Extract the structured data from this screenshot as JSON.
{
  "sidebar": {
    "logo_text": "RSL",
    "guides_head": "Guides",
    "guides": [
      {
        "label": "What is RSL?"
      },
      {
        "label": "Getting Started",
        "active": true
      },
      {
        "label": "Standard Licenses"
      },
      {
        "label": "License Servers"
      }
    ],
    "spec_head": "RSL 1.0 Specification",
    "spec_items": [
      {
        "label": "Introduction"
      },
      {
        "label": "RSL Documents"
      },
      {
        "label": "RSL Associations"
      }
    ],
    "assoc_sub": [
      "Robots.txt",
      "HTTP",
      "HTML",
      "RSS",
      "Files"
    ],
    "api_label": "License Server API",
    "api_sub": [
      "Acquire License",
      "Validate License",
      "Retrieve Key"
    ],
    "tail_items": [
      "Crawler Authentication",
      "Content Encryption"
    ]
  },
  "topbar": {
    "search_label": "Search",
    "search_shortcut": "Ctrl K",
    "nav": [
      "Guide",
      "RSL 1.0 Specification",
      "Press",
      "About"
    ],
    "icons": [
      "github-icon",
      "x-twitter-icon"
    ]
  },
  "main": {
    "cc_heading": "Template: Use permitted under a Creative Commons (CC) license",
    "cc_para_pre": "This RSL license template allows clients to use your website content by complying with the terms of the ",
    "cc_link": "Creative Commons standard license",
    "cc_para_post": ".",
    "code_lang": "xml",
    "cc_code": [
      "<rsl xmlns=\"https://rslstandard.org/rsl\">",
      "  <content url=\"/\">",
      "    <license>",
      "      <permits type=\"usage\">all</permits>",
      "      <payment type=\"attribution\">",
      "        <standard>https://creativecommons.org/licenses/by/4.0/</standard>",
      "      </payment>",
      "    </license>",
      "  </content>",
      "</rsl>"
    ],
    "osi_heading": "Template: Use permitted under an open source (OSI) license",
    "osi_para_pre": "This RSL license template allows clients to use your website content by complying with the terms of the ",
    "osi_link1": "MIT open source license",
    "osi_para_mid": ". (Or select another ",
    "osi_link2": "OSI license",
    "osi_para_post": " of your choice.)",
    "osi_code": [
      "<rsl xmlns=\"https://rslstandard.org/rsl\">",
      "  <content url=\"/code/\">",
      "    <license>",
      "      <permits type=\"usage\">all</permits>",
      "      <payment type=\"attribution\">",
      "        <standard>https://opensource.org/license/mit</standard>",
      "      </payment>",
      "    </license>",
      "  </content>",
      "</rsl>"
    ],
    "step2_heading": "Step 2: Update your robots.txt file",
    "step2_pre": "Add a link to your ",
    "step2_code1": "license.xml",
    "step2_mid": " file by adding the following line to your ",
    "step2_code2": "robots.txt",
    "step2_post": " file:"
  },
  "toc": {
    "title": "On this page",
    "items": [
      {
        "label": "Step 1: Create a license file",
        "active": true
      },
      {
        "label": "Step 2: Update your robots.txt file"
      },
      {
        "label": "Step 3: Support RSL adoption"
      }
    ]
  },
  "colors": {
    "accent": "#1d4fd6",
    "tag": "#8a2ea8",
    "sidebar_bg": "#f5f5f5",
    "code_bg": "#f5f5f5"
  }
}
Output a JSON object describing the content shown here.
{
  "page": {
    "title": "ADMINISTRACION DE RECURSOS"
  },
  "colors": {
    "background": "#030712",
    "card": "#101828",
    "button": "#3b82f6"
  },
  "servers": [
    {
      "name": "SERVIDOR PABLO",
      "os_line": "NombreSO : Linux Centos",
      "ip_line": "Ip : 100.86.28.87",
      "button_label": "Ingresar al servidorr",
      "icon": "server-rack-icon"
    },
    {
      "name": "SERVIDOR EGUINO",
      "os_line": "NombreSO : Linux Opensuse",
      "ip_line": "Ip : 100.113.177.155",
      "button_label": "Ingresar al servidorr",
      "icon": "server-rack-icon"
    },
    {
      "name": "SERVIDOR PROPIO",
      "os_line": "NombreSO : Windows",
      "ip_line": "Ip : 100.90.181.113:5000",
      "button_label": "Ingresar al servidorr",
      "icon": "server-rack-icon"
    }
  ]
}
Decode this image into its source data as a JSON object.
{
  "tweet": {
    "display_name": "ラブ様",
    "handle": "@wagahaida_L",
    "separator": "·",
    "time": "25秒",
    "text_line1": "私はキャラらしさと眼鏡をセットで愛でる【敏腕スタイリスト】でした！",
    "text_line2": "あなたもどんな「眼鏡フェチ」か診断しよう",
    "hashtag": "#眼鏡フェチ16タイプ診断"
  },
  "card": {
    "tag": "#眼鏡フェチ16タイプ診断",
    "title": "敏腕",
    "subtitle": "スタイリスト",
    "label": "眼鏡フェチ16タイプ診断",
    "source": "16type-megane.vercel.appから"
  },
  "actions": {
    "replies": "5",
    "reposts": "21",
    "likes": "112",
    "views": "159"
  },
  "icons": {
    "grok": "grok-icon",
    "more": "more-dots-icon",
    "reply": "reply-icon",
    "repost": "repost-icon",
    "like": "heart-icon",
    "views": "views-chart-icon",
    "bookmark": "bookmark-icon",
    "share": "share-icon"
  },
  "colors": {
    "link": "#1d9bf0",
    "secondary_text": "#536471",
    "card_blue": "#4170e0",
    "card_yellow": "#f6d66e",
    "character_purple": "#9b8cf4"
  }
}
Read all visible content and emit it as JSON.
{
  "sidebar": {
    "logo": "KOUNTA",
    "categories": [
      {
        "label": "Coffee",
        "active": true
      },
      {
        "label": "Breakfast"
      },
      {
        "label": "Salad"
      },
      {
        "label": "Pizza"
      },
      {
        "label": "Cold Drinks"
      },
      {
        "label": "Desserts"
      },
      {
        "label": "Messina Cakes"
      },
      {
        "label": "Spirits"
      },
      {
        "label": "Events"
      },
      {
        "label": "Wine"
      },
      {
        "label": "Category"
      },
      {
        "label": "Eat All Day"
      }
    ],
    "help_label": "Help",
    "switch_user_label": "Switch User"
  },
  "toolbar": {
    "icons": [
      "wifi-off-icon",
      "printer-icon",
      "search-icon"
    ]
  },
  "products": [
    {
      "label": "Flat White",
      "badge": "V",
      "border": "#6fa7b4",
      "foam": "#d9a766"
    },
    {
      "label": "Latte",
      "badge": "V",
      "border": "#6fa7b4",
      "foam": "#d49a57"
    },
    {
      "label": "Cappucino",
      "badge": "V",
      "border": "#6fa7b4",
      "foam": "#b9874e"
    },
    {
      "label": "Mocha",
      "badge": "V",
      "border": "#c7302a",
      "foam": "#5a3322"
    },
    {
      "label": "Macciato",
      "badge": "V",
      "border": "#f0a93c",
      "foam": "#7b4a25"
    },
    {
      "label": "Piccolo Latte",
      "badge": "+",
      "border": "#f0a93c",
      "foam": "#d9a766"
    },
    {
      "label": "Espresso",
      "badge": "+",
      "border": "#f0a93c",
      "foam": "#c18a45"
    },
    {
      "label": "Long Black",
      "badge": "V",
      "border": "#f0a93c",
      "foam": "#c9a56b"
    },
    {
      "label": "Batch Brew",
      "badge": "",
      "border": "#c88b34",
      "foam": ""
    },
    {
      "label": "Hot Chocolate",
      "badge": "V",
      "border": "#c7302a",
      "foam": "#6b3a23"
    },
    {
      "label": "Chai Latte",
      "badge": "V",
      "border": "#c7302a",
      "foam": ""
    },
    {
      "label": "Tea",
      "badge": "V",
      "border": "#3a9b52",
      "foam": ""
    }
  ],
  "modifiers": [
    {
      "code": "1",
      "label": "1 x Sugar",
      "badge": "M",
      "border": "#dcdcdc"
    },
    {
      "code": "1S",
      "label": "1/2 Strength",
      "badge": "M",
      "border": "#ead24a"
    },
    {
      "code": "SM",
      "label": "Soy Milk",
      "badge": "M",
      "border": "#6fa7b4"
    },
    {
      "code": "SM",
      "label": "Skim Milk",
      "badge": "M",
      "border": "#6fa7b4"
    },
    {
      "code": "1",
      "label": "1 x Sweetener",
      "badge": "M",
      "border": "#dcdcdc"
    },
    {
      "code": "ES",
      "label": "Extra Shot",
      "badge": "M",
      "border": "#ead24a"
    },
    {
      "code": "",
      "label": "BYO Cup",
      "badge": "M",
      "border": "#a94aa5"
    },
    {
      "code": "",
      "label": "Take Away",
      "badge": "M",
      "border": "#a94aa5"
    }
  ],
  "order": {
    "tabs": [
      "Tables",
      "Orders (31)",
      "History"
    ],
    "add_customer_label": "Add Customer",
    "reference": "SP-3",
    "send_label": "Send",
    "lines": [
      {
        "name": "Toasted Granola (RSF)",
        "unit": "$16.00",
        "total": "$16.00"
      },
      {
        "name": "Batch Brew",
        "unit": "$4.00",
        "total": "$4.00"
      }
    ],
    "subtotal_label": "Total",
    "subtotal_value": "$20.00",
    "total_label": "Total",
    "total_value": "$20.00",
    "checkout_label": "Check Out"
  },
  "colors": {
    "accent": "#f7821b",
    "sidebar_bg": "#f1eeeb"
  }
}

************

• Requirements:
Only lines with the word "website" should be collected from the material.

• Task response:
    "cc_para_pre": "This RSL license template allows clients to use your website content by complying with the terms of the ",
    "osi_para_pre": "This RSL license template allows clients to use your website content by complying with the terms of the ",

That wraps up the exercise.